**SHORT EXERCISE:** Your task is to reproduce the entries below word for word.

**DATA RECORDS:**
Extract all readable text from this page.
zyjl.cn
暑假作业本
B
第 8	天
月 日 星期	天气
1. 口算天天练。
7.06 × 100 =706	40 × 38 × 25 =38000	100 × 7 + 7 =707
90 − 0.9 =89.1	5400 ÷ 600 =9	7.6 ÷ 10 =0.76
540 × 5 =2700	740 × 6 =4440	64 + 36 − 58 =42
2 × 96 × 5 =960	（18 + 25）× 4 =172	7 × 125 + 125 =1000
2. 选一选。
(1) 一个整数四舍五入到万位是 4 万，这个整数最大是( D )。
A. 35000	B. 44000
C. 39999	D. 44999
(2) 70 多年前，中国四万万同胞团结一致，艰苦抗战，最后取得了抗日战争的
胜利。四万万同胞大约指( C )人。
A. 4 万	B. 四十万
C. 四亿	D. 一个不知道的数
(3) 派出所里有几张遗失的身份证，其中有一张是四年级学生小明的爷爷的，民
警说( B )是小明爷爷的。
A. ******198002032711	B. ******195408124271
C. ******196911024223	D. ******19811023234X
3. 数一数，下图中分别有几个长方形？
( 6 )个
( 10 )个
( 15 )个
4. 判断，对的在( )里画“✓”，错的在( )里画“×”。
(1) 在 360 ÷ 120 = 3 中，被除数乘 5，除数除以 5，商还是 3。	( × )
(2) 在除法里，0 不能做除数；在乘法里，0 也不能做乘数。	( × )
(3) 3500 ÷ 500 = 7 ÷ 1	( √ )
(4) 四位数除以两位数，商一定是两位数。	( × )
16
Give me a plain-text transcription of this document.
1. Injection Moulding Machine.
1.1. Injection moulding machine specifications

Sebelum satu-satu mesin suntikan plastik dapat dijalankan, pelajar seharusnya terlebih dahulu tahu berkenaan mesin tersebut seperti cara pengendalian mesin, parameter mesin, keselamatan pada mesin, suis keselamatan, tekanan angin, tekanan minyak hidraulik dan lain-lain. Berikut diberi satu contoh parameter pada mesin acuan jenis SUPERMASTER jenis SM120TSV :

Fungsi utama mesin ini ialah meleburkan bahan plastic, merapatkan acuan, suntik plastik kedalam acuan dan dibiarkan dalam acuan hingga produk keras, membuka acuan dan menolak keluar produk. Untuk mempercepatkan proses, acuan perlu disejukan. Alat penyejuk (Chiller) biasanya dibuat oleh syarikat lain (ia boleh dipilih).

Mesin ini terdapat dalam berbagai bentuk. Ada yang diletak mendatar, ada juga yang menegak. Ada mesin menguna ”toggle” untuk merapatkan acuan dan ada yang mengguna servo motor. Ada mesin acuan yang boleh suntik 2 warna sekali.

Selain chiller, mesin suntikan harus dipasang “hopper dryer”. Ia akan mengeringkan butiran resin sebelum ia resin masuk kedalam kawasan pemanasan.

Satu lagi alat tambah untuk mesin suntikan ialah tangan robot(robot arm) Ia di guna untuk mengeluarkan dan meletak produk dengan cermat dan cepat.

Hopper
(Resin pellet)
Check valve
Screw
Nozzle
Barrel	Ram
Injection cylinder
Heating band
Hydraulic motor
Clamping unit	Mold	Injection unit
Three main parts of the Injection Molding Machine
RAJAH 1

**RESPONSE:**
Extract all readable text from this page.
zyjl.cn
暑假作业本
B
第 8	天
月 日 星期	天气
1. 口算天天练。
7.06 × 100 =706	40 × 38 × 25 =38000	100 × 7 + 7 =707
90 − 0.9 =89.1	5400 ÷ 600 =9	7.6 ÷ 10 =0.76
540 × 5 =2700	740 × 6 =4440	64 + 36 − 58 =42
2 × 96 × 5 =960	（18 + 25）× 4 =172	7 × 125 + 125 =1000
2. 选一选。
(1) 一个整数四舍五入到万位是 4 万，这个整数最大是( D )。
A. 35000	B. 44000
C. 39999	D. 44999
(2) 70 多年前，中国四万万同胞团结一致，艰苦抗战，最后取得了抗日战争的
胜利。四万万同胞大约指( C )人。
A. 4 万	B. 四十万
C. 四亿	D. 一个不知道的数
(3) 派出所里有几张遗失的身份证，其中有一张是四年级学生小明的爷爷的，民
警说( B )是小明爷爷的。
A. ******198002032711	B. ******195408124271
C. ******196911024223	D. ******19811023234X
3. 数一数，下图中分别有几个长方形？
( 6 )个
( 10 )个
( 15 )个
4. 判断，对的在( )里画“✓”，错的在( )里画“×”。
(1) 在 360 ÷ 120 = 3 中，被除数乘 5，除数除以 5，商还是 3。	( × )
(2) 在除法里，0 不能做除数；在乘法里，0 也不能做乘数。	( × )
(3) 3500 ÷ 500 = 7 ÷ 1	( √ )
(4) 四位数除以两位数，商一定是两位数。	( × )
16
Give me a plain-text transcription of this document.
1. Injection Moulding Machine.
1.1. Injection moulding machine specifications

Sebelum satu-satu mesin suntikan plastik dapat dijalankan, pelajar seharusnya terlebih dahulu tahu berkenaan mesin tersebut seperti cara pengendalian mesin, parameter mesin, keselamatan pada mesin, suis keselamatan, tekanan angin, tekanan minyak hidraulik dan lain-lain. Berikut diberi satu contoh parameter pada mesin acuan jenis SUPERMASTER jenis SM120TSV :

Fungsi utama mesin ini ialah meleburkan bahan plastic, merapatkan acuan, suntik plastik kedalam acuan dan dibiarkan dalam acuan hingga produk keras, membuka acuan dan menolak keluar produk. Untuk mempercepatkan proses, acuan perlu disejukan. Alat penyejuk (Chiller) biasanya dibuat oleh syarikat lain (ia boleh dipilih).

Mesin ini terdapat dalam berbagai bentuk. Ada yang diletak mendatar, ada juga yang menegak. Ada mesin menguna ”toggle” untuk merapatkan acuan dan ada yang mengguna servo motor. Ada mesin acuan yang boleh suntik 2 warna sekali.

Selain chiller, mesin suntikan harus dipasang “hopper dryer”. Ia akan mengeringkan butiran resin sebelum ia resin masuk kedalam kawasan pemanasan.

Satu lagi alat tambah untuk mesin suntikan ialah tangan robot(robot arm) Ia di guna untuk mengeluarkan dan meletak produk dengan cermat dan cepat.

Hopper
(Resin pellet)
Check valve
Screw
Nozzle
Barrel	Ram
Injection cylinder
Heating band
Hydraulic motor
Clamping unit	Mold	Injection unit
Three main parts of the Injection Molding Machine
RAJAH 1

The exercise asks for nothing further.